**JOB**
The answer should be a single number: how many lines of the entries below hold the word "Cheddar".

___ EXERCISE MATERIALS ___

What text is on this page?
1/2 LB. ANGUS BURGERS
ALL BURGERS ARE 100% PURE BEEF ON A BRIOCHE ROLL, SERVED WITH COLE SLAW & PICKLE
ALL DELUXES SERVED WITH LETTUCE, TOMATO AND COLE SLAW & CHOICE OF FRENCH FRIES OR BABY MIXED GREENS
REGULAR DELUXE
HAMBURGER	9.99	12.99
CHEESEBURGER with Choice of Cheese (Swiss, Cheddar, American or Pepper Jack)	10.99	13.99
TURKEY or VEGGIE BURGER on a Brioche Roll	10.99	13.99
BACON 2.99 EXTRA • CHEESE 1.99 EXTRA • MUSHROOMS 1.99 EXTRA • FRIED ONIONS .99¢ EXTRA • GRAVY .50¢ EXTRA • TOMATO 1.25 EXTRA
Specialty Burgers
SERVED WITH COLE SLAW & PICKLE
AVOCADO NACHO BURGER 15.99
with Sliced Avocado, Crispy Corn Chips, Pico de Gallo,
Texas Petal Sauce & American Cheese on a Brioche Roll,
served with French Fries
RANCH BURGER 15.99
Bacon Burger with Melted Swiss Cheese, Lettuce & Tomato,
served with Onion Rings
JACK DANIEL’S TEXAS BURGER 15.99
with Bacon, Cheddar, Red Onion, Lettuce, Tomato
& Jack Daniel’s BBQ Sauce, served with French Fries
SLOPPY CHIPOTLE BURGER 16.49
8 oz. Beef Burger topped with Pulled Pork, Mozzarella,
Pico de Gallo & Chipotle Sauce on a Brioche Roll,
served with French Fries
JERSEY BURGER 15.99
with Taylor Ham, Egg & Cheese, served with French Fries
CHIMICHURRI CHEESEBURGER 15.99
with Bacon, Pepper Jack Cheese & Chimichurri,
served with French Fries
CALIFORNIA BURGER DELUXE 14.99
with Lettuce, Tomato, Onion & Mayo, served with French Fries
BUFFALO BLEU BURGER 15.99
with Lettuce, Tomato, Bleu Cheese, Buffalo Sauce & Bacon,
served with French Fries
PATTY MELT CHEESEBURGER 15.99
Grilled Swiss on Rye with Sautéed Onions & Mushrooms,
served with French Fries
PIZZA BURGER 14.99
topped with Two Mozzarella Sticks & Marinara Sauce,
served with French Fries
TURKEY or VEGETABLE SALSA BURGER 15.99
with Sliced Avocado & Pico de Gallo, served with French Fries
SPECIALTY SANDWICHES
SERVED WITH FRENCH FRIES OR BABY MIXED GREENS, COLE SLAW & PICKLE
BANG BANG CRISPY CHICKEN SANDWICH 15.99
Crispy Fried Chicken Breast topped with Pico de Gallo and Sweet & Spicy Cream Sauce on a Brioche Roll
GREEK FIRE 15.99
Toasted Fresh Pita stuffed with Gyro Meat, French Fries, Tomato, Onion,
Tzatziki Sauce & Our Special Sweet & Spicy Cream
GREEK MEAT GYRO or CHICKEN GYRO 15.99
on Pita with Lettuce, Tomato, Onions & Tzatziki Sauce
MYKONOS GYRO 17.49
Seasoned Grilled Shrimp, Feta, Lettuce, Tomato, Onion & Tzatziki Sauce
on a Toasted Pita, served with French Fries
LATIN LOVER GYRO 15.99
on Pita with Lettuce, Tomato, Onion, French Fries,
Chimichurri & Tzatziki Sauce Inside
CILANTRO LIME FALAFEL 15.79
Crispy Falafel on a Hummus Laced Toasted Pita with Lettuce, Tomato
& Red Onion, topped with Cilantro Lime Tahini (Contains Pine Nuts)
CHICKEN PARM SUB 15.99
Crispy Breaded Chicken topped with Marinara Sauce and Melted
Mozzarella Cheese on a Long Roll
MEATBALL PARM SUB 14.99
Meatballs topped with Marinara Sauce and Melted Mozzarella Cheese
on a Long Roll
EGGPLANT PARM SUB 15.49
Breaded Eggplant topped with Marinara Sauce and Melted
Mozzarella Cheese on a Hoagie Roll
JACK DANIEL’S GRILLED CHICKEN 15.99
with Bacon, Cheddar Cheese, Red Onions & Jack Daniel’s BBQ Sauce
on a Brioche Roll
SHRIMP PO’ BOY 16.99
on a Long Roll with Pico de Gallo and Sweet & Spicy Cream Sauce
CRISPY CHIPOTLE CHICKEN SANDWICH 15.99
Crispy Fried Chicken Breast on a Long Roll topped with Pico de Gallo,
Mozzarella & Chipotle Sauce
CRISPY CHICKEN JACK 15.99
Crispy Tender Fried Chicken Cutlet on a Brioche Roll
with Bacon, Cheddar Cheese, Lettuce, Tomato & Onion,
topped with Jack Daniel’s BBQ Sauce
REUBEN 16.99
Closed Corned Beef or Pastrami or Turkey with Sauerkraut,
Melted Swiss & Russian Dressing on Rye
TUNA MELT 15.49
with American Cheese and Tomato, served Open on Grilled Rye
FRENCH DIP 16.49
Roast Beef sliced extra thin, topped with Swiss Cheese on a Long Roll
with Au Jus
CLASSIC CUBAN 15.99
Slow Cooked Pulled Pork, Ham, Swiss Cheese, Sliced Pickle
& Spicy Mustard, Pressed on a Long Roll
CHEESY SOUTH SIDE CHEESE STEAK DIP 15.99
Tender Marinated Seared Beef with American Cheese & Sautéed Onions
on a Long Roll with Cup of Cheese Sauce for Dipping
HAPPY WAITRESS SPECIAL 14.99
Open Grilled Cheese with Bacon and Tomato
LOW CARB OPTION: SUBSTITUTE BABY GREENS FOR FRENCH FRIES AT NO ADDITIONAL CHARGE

___

**OUTPUT FOR THIS EXERCISE**
4